Data excerpts
[BEGIN]

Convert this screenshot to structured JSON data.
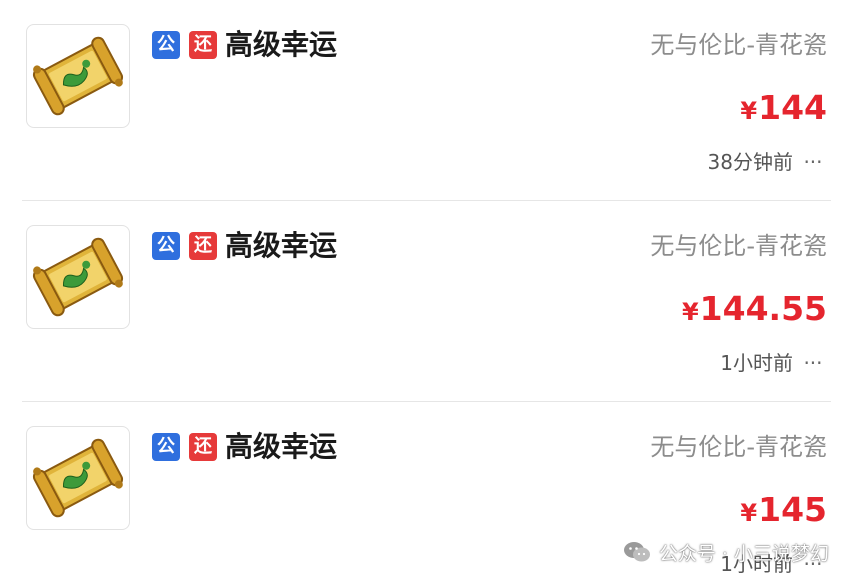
{
  "colors": {
    "public_badge": "#2f6fde",
    "return_badge": "#e63a3a",
    "price": "#e5252e",
    "server_text": "#8c8c8c",
    "title_text": "#1a1a1a"
  },
  "listings": [
    {
      "icon": "scroll-icon",
      "badge_public": "公",
      "badge_return": "还",
      "title": "高级幸运",
      "server": "无与伦比-青花瓷",
      "currency": "¥",
      "price": "144",
      "time": "38分钟前",
      "more": "···"
    },
    {
      "icon": "scroll-icon",
      "badge_public": "公",
      "badge_return": "还",
      "title": "高级幸运",
      "server": "无与伦比-青花瓷",
      "currency": "¥",
      "price": "144.55",
      "time": "1小时前",
      "more": "···"
    },
    {
      "icon": "scroll-icon",
      "badge_public": "公",
      "badge_return": "还",
      "title": "高级幸运",
      "server": "无与伦比-青花瓷",
      "currency": "¥",
      "price": "145",
      "time": "1小时前",
      "more": "···"
    }
  ],
  "watermark": {
    "icon": "wechat-icon",
    "text": "公众号 · 小三说梦幻"
  }
}
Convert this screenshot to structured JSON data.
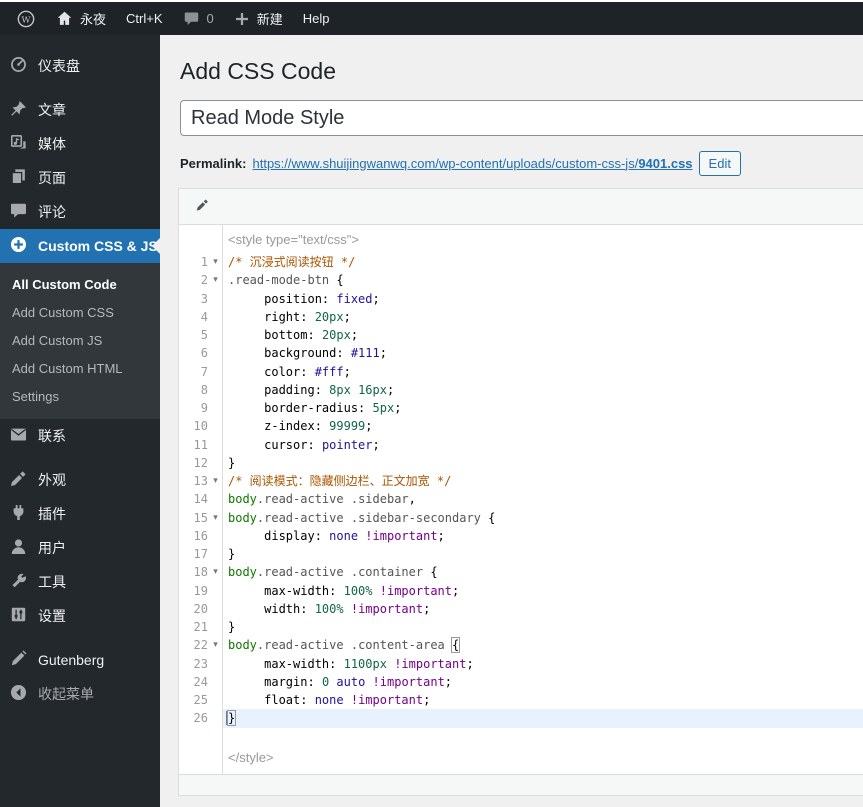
{
  "admin_bar": {
    "site_name": "永夜",
    "shortcut": "Ctrl+K",
    "comments_count": "0",
    "new_label": "新建",
    "help_label": "Help"
  },
  "sidebar": {
    "items": [
      {
        "label": "仪表盘"
      },
      {
        "label": "文章"
      },
      {
        "label": "媒体"
      },
      {
        "label": "页面"
      },
      {
        "label": "评论"
      },
      {
        "label": "Custom CSS & JS"
      },
      {
        "label": "联系"
      },
      {
        "label": "外观"
      },
      {
        "label": "插件"
      },
      {
        "label": "用户"
      },
      {
        "label": "工具"
      },
      {
        "label": "设置"
      },
      {
        "label": "Gutenberg"
      },
      {
        "label": "收起菜单"
      }
    ],
    "submenu": [
      "All Custom Code",
      "Add Custom CSS",
      "Add Custom JS",
      "Add Custom HTML",
      "Settings"
    ]
  },
  "main": {
    "page_title": "Add CSS Code",
    "title_input": {
      "value": "Read Mode Style"
    },
    "permalink": {
      "label": "Permalink:",
      "url_base": "https://www.shuijingwanwq.com/wp-content/uploads/custom-css-js/",
      "url_slug": "9401.css",
      "edit_label": "Edit"
    }
  },
  "editor": {
    "header_line": "<style type=\"text/css\">",
    "footer_line": "</style>",
    "active_line": 26,
    "lines": [
      {
        "n": 1,
        "f": true,
        "s": [
          [
            "c",
            "/* 沉浸式阅读按钮 */"
          ]
        ]
      },
      {
        "n": 2,
        "f": true,
        "s": [
          [
            "q",
            ".read-mode-btn"
          ],
          [
            "d",
            " {"
          ]
        ]
      },
      {
        "n": 3,
        "s": [
          [
            "d",
            "     "
          ],
          [
            "p",
            "position"
          ],
          [
            "d",
            ": "
          ],
          [
            "a",
            "fixed"
          ],
          [
            "d",
            ";"
          ]
        ]
      },
      {
        "n": 4,
        "s": [
          [
            "d",
            "     "
          ],
          [
            "p",
            "right"
          ],
          [
            "d",
            ": "
          ],
          [
            "n",
            "20px"
          ],
          [
            "d",
            ";"
          ]
        ]
      },
      {
        "n": 5,
        "s": [
          [
            "d",
            "     "
          ],
          [
            "p",
            "bottom"
          ],
          [
            "d",
            ": "
          ],
          [
            "n",
            "20px"
          ],
          [
            "d",
            ";"
          ]
        ]
      },
      {
        "n": 6,
        "s": [
          [
            "d",
            "     "
          ],
          [
            "p",
            "background"
          ],
          [
            "d",
            ": "
          ],
          [
            "a",
            "#111"
          ],
          [
            "d",
            ";"
          ]
        ]
      },
      {
        "n": 7,
        "s": [
          [
            "d",
            "     "
          ],
          [
            "p",
            "color"
          ],
          [
            "d",
            ": "
          ],
          [
            "a",
            "#fff"
          ],
          [
            "d",
            ";"
          ]
        ]
      },
      {
        "n": 8,
        "s": [
          [
            "d",
            "     "
          ],
          [
            "p",
            "padding"
          ],
          [
            "d",
            ": "
          ],
          [
            "n",
            "8px"
          ],
          [
            "d",
            " "
          ],
          [
            "n",
            "16px"
          ],
          [
            "d",
            ";"
          ]
        ]
      },
      {
        "n": 9,
        "s": [
          [
            "d",
            "     "
          ],
          [
            "p",
            "border-radius"
          ],
          [
            "d",
            ": "
          ],
          [
            "n",
            "5px"
          ],
          [
            "d",
            ";"
          ]
        ]
      },
      {
        "n": 10,
        "s": [
          [
            "d",
            "     "
          ],
          [
            "p",
            "z-index"
          ],
          [
            "d",
            ": "
          ],
          [
            "n",
            "99999"
          ],
          [
            "d",
            ";"
          ]
        ]
      },
      {
        "n": 11,
        "s": [
          [
            "d",
            "     "
          ],
          [
            "p",
            "cursor"
          ],
          [
            "d",
            ": "
          ],
          [
            "a",
            "pointer"
          ],
          [
            "d",
            ";"
          ]
        ]
      },
      {
        "n": 12,
        "s": [
          [
            "d",
            "}"
          ]
        ]
      },
      {
        "n": 13,
        "f": true,
        "s": [
          [
            "c",
            "/* 阅读模式：隐藏侧边栏、正文加宽 */"
          ]
        ]
      },
      {
        "n": 14,
        "s": [
          [
            "t",
            "body"
          ],
          [
            "q",
            ".read-active"
          ],
          [
            "d",
            " "
          ],
          [
            "q",
            ".sidebar"
          ],
          [
            "d",
            ","
          ]
        ]
      },
      {
        "n": 15,
        "f": true,
        "s": [
          [
            "t",
            "body"
          ],
          [
            "q",
            ".read-active"
          ],
          [
            "d",
            " "
          ],
          [
            "q",
            ".sidebar-secondary"
          ],
          [
            "d",
            " {"
          ]
        ]
      },
      {
        "n": 16,
        "s": [
          [
            "d",
            "     "
          ],
          [
            "p",
            "display"
          ],
          [
            "d",
            ": "
          ],
          [
            "a",
            "none"
          ],
          [
            "d",
            " "
          ],
          [
            "k",
            "!important"
          ],
          [
            "d",
            ";"
          ]
        ]
      },
      {
        "n": 17,
        "s": [
          [
            "d",
            "}"
          ]
        ]
      },
      {
        "n": 18,
        "f": true,
        "s": [
          [
            "t",
            "body"
          ],
          [
            "q",
            ".read-active"
          ],
          [
            "d",
            " "
          ],
          [
            "q",
            ".container"
          ],
          [
            "d",
            " {"
          ]
        ]
      },
      {
        "n": 19,
        "s": [
          [
            "d",
            "     "
          ],
          [
            "p",
            "max-width"
          ],
          [
            "d",
            ": "
          ],
          [
            "n",
            "100%"
          ],
          [
            "d",
            " "
          ],
          [
            "k",
            "!important"
          ],
          [
            "d",
            ";"
          ]
        ]
      },
      {
        "n": 20,
        "s": [
          [
            "d",
            "     "
          ],
          [
            "p",
            "width"
          ],
          [
            "d",
            ": "
          ],
          [
            "n",
            "100%"
          ],
          [
            "d",
            " "
          ],
          [
            "k",
            "!important"
          ],
          [
            "d",
            ";"
          ]
        ]
      },
      {
        "n": 21,
        "s": [
          [
            "d",
            "}"
          ]
        ]
      },
      {
        "n": 22,
        "f": true,
        "s": [
          [
            "t",
            "body"
          ],
          [
            "q",
            ".read-active"
          ],
          [
            "d",
            " "
          ],
          [
            "q",
            ".content-area"
          ],
          [
            "d",
            " "
          ],
          [
            "d",
            "{",
            "match"
          ]
        ]
      },
      {
        "n": 23,
        "s": [
          [
            "d",
            "     "
          ],
          [
            "p",
            "max-width"
          ],
          [
            "d",
            ": "
          ],
          [
            "n",
            "1100px"
          ],
          [
            "d",
            " "
          ],
          [
            "k",
            "!important"
          ],
          [
            "d",
            ";"
          ]
        ]
      },
      {
        "n": 24,
        "s": [
          [
            "d",
            "     "
          ],
          [
            "p",
            "margin"
          ],
          [
            "d",
            ": "
          ],
          [
            "n",
            "0"
          ],
          [
            "d",
            " "
          ],
          [
            "a",
            "auto"
          ],
          [
            "d",
            " "
          ],
          [
            "k",
            "!important"
          ],
          [
            "d",
            ";"
          ]
        ]
      },
      {
        "n": 25,
        "s": [
          [
            "d",
            "     "
          ],
          [
            "p",
            "float"
          ],
          [
            "d",
            ": "
          ],
          [
            "a",
            "none"
          ],
          [
            "d",
            " "
          ],
          [
            "k",
            "!important"
          ],
          [
            "d",
            ";"
          ]
        ]
      },
      {
        "n": 26,
        "s": [
          [
            "d",
            "}",
            "match cursor"
          ]
        ]
      }
    ]
  },
  "colors": {
    "accent": "#2271b1",
    "admin_bar_bg": "#1d2327",
    "sidebar_bg": "#23282d",
    "submenu_bg": "#32373c",
    "page_bg": "#f0f0f1",
    "active_line_bg": "#e8f2ff",
    "code_comment": "#aa5500",
    "code_tag": "#117700",
    "code_qualifier": "#555555",
    "code_atom": "#221199",
    "code_number": "#116644",
    "code_keyword": "#770088"
  }
}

[END]

### GIVEN PROBLEM
Pick out lines containing the word "content", each one as written.

### REPLY TO THE EXERCISE
      "url_base": "https://www.shuijingwanwq.com/wp-content/uploads/custom-css-js/",
            ".content-area"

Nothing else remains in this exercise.